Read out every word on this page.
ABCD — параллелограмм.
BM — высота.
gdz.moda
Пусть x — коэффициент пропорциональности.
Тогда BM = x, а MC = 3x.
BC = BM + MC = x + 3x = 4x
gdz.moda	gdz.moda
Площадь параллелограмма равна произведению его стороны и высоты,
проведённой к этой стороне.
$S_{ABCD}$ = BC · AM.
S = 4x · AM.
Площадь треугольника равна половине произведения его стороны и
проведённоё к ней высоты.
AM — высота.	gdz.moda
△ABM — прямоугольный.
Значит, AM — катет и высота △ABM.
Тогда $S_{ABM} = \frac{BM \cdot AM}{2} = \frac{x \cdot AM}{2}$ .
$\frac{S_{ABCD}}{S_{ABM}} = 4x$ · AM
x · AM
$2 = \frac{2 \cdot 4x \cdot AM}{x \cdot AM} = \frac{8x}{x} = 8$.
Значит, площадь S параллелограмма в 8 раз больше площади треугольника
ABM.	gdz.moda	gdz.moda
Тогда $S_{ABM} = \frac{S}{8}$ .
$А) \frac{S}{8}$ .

□ □ □ □ □ □ □

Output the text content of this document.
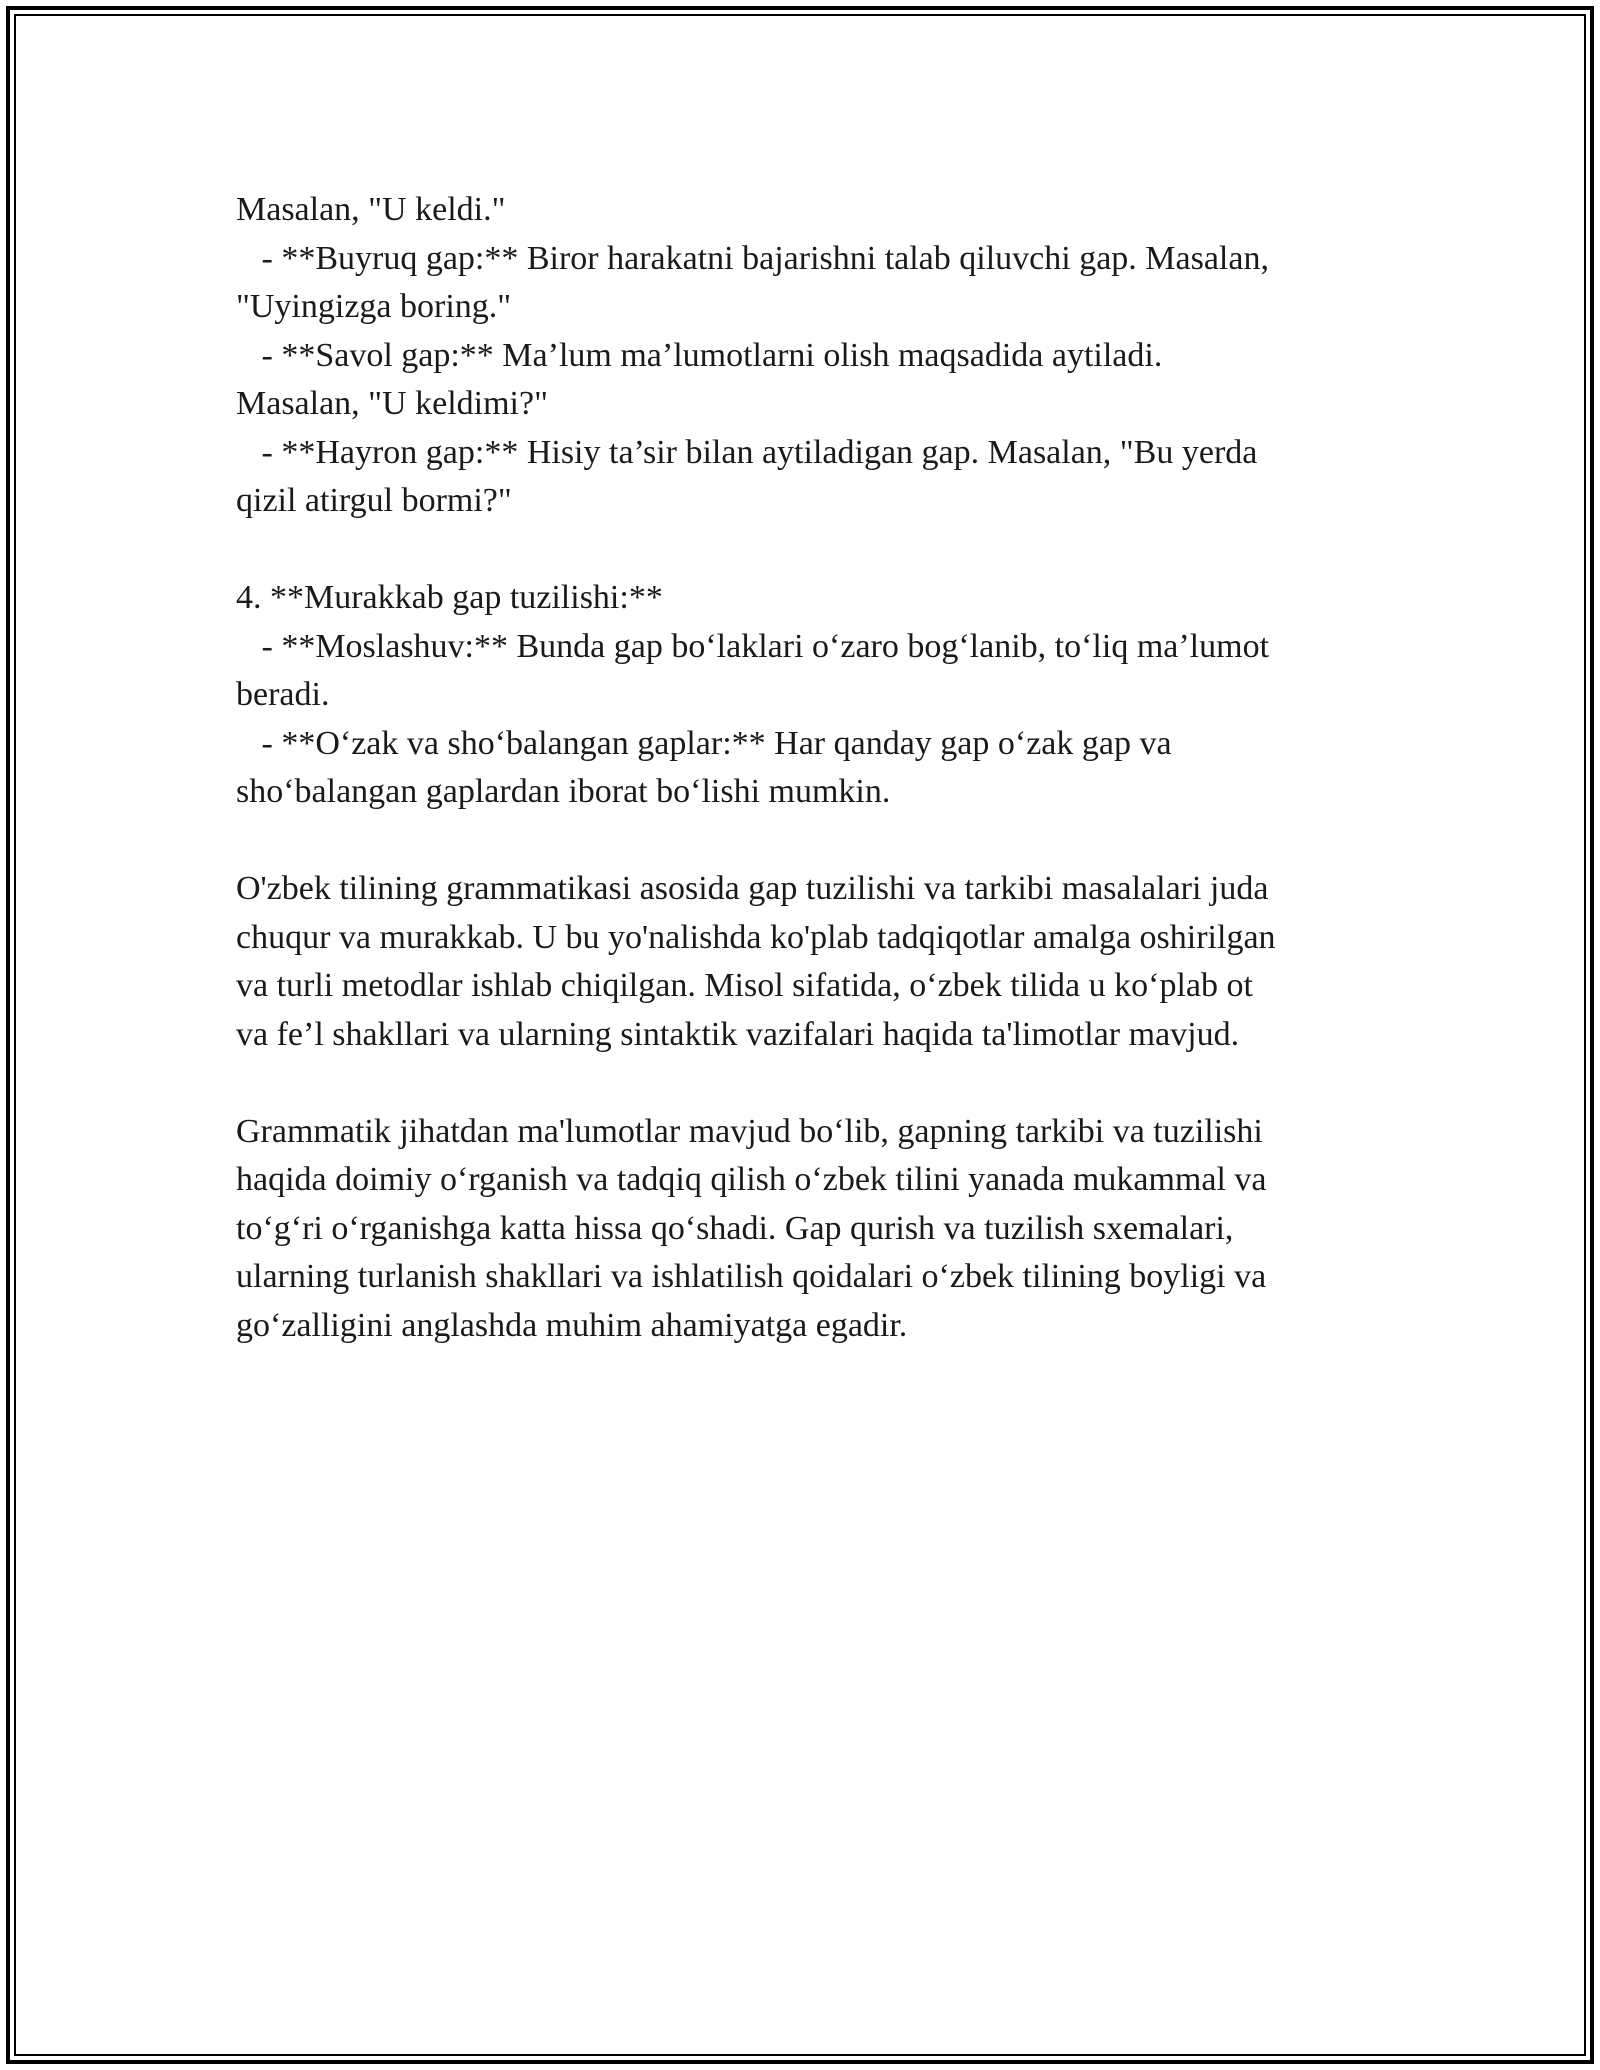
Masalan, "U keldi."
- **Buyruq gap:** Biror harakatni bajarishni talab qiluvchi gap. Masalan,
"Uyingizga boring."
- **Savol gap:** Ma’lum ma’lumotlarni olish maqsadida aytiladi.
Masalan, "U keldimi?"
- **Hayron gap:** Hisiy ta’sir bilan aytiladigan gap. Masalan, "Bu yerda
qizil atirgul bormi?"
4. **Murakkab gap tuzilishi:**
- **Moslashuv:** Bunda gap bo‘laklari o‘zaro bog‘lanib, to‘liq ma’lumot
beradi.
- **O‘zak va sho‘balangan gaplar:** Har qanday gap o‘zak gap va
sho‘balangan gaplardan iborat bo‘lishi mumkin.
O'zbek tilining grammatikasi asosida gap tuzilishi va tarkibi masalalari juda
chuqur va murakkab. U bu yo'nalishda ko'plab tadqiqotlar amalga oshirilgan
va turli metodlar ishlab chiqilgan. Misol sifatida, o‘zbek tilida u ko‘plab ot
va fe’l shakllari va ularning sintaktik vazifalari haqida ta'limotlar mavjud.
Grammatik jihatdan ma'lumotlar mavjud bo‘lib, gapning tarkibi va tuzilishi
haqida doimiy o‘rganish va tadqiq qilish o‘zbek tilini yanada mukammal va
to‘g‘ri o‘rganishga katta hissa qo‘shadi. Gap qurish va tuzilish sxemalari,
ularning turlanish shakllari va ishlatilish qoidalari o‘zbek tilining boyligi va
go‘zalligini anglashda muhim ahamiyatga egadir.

□ □ □ □ □ □ □

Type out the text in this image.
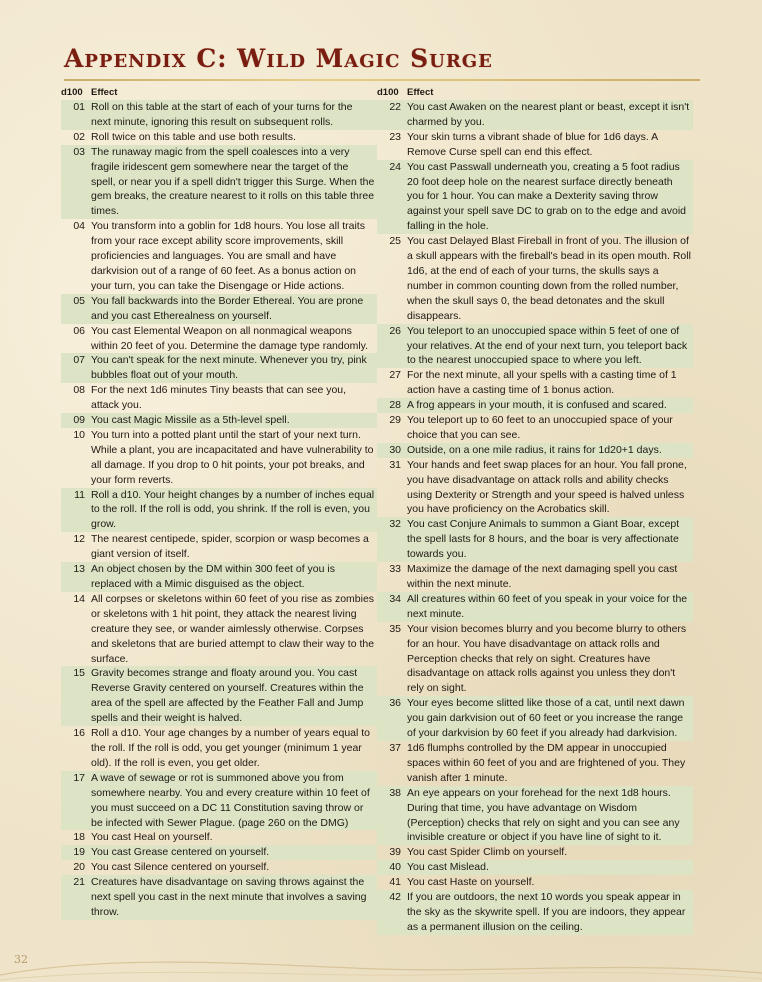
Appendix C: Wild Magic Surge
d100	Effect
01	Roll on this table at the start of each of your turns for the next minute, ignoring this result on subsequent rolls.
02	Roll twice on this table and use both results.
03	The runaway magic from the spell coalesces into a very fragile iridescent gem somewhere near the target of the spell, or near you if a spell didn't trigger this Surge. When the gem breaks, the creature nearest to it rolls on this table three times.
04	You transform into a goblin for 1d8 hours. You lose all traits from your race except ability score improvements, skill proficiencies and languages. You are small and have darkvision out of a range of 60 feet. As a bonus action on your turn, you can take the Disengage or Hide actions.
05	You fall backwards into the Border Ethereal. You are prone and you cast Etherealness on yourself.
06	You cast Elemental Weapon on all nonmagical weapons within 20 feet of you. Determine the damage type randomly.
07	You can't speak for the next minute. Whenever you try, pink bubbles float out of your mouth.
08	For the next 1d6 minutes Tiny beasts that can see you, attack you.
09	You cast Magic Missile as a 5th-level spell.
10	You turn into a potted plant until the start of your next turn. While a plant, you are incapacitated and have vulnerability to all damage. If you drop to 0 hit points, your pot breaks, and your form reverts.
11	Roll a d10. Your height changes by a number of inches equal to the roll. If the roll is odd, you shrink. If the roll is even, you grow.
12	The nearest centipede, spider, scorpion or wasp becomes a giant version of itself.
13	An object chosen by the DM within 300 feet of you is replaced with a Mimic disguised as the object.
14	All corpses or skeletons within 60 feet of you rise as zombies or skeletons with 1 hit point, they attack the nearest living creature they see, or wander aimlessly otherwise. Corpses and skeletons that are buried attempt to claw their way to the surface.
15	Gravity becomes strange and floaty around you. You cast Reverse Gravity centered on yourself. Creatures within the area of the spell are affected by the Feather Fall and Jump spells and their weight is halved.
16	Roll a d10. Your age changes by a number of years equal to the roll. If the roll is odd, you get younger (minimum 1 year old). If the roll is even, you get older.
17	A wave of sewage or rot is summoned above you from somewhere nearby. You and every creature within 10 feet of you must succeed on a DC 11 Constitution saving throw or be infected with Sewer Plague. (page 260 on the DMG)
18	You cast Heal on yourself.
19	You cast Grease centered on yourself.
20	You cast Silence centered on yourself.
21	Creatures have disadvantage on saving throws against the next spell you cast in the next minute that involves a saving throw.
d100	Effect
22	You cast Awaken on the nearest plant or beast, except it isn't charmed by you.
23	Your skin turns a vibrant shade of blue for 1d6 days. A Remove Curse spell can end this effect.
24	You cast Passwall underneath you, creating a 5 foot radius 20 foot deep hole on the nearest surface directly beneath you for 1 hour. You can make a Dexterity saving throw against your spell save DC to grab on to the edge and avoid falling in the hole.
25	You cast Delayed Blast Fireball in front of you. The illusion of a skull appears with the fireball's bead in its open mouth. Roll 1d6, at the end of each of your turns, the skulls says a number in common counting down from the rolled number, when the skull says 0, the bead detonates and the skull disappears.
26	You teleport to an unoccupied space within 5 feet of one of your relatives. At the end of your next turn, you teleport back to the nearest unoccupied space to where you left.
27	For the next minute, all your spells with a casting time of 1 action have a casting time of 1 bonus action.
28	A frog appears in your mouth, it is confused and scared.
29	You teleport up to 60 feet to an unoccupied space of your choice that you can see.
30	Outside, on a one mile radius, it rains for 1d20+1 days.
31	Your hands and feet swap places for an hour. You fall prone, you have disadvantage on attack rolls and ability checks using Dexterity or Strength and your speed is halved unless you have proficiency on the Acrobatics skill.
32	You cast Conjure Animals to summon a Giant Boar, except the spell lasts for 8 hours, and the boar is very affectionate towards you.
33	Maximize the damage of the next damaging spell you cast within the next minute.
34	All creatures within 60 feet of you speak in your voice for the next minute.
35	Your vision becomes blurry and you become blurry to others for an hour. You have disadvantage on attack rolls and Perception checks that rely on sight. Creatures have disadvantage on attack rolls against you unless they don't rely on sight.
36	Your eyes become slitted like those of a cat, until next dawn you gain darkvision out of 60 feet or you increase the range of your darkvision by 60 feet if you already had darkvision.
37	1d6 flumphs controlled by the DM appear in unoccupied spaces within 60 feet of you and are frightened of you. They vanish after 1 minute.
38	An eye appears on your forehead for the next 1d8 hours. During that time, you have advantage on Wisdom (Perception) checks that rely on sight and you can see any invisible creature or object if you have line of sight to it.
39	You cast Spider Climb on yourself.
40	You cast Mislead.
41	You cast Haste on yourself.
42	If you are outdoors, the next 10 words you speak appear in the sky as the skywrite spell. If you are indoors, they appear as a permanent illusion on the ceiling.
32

□ □ □ □ □ □ □

- [What the exercise asks]: Filter the records for lines holding the string "speak". Copy each one.

- [Complete answer]:
07	You can't speak for the next minute. Whenever you try, pink bubbles float out of your mouth.
34	All creatures within 60 feet of you speak in your voice for the next minute.
42	If you are outdoors, the next 10 words you speak appear in the sky as the skywrite spell. If you are indoors, they appear as a permanent illusion on the ceiling.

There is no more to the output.